- [Instructions to follow] Beginning with the line that contains "Enumerate this screenshot's", extract each line through the end of the listing below, with no additions or omissions.

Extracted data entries
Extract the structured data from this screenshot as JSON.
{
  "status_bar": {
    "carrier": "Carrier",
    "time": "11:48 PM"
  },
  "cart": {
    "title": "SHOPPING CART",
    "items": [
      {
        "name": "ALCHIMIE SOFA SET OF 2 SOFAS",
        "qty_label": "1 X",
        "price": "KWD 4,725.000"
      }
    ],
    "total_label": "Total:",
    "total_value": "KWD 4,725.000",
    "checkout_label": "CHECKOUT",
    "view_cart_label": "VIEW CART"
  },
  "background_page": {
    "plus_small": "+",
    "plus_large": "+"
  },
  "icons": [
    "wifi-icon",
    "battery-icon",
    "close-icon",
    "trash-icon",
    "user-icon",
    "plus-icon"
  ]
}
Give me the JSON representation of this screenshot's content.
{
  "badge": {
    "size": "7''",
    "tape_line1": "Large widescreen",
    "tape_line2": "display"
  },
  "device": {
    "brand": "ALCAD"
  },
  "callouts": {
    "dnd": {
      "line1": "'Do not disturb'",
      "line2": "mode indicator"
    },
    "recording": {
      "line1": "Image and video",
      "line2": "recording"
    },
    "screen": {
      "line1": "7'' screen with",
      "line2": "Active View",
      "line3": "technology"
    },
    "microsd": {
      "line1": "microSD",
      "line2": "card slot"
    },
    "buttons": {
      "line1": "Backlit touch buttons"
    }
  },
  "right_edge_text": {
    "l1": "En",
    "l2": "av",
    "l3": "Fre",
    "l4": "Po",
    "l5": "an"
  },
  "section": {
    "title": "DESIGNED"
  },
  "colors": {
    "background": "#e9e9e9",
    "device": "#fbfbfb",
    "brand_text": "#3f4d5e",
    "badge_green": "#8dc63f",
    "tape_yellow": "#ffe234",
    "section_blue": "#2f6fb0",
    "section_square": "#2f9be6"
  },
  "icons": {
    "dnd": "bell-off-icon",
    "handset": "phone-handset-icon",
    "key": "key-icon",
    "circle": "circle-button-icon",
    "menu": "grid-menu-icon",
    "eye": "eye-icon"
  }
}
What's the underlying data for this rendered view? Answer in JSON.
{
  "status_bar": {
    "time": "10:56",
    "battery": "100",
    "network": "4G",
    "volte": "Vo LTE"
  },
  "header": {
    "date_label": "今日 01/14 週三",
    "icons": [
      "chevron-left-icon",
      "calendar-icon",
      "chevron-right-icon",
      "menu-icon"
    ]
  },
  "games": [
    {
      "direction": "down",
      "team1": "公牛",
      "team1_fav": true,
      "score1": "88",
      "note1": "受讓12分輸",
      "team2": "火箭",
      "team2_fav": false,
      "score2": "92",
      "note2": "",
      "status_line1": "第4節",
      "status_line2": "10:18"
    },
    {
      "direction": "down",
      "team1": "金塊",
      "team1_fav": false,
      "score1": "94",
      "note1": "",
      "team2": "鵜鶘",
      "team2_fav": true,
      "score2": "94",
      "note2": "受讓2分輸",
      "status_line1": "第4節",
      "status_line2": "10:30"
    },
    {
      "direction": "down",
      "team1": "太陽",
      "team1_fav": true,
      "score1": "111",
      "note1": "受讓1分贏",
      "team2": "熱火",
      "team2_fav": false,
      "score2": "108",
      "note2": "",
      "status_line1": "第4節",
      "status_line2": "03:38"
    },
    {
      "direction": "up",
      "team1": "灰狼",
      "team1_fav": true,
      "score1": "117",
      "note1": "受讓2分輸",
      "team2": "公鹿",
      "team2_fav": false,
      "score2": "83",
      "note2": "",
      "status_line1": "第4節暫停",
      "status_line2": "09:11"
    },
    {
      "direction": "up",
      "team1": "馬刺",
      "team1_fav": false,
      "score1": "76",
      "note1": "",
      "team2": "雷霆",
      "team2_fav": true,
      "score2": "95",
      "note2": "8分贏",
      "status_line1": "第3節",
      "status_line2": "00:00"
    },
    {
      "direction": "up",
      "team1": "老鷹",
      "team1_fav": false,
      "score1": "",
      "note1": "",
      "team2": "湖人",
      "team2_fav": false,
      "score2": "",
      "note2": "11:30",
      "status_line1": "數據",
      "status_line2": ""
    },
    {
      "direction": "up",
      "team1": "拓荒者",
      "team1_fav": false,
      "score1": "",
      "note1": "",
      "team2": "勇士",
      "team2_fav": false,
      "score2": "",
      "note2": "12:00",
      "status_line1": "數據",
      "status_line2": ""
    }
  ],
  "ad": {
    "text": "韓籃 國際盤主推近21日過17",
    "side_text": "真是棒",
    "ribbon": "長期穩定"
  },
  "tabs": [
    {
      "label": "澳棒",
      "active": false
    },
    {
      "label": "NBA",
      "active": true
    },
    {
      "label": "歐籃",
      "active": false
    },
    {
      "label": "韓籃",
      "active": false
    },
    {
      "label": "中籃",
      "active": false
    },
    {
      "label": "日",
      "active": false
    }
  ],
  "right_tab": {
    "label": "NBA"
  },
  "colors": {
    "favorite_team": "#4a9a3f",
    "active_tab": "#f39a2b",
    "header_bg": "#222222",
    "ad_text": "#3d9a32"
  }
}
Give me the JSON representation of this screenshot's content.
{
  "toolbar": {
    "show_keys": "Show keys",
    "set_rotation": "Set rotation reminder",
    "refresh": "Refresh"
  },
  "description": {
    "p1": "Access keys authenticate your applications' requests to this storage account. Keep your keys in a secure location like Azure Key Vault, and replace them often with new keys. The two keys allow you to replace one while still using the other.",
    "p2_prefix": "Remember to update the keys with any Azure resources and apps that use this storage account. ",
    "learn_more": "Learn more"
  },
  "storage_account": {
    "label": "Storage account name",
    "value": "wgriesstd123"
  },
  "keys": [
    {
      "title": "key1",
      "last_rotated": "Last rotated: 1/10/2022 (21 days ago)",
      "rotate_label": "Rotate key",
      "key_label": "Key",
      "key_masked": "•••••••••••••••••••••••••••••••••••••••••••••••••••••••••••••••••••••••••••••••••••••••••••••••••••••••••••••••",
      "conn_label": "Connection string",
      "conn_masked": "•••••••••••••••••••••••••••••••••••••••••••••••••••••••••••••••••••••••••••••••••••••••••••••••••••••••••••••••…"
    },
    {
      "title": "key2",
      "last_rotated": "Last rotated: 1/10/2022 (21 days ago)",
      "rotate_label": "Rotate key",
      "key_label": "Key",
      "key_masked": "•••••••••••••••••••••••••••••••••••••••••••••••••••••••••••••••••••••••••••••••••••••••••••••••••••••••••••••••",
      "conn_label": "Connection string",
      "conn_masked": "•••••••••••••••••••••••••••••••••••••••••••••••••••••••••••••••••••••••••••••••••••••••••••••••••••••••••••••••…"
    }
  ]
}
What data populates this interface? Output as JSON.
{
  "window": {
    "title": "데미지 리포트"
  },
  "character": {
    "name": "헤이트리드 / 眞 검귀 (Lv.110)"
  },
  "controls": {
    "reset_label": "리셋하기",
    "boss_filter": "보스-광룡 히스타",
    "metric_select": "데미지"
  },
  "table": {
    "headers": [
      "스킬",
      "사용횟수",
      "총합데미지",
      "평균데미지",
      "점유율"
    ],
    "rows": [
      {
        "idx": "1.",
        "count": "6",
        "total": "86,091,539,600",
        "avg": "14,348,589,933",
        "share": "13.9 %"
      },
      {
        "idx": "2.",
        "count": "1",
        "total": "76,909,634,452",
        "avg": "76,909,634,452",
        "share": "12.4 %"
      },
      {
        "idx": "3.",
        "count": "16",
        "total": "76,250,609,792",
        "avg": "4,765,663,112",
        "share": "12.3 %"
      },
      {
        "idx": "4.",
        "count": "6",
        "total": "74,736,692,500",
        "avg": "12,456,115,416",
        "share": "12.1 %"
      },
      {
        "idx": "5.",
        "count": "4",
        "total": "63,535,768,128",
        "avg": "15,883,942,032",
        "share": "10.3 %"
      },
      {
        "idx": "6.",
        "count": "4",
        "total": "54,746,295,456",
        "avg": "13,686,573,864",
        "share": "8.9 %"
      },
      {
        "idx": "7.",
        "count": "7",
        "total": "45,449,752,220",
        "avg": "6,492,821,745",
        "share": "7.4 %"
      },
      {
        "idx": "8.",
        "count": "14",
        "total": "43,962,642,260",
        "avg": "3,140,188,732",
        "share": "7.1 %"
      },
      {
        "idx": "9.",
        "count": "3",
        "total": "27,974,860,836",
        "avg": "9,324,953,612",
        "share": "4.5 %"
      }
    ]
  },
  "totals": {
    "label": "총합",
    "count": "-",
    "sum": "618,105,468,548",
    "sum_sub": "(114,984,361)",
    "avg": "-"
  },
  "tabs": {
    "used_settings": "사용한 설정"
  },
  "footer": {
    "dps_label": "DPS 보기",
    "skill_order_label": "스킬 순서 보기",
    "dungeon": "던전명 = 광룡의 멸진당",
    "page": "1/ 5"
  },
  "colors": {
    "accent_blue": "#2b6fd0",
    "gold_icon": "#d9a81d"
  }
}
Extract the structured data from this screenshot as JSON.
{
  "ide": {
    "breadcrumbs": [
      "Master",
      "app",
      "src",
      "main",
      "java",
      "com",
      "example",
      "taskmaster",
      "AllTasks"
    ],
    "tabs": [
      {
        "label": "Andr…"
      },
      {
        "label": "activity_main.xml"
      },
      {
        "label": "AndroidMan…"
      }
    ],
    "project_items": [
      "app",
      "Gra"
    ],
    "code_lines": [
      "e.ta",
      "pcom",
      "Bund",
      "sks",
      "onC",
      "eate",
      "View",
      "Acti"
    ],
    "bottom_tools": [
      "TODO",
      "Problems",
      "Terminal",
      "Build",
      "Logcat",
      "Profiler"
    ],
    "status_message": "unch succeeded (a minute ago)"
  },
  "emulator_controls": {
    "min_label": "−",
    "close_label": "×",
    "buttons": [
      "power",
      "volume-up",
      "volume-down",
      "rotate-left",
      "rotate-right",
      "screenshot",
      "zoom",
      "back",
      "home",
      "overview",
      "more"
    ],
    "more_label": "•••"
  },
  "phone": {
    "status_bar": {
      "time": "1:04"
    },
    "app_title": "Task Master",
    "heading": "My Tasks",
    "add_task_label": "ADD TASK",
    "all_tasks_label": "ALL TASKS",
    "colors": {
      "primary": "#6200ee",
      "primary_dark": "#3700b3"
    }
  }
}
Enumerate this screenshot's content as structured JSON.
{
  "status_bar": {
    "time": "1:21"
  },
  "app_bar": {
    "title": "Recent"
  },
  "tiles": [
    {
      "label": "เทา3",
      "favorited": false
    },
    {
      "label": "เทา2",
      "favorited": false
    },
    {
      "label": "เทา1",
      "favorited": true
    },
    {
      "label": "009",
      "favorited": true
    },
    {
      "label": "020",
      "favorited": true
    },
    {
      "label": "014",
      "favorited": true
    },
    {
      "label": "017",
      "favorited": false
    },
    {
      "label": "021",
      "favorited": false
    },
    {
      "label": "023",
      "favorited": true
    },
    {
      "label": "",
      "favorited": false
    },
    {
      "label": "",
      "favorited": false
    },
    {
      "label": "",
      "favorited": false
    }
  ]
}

- [Completed task]
Enumerate this screenshot's content as structured JSON.
{
  "status_bar": {
    "time": "1:21"
  },
  "app_bar": {
    "title": "Recent"
  },
  "tiles": [
    {
      "label": "เทา3",
      "favorited": false
    },
    {
      "label": "เทา2",
      "favorited": false
    },
    {
      "label": "เทา1",
      "favorited": true
    },
    {
      "label": "009",
      "favorited": true
    },
    {
      "label": "020",
      "favorited": true
    },
    {
      "label": "014",
      "favorited": true
    },
    {
      "label": "017",
      "favorited": false
    },
    {
      "label": "021",
      "favorited": false
    },
    {
      "label": "023",
      "favorited": true
    },
    {
      "label": "",
      "favorited": false
    },
    {
      "label": "",
      "favorited": false
    },
    {
      "label": "",
      "favorited": false
    }
  ]
}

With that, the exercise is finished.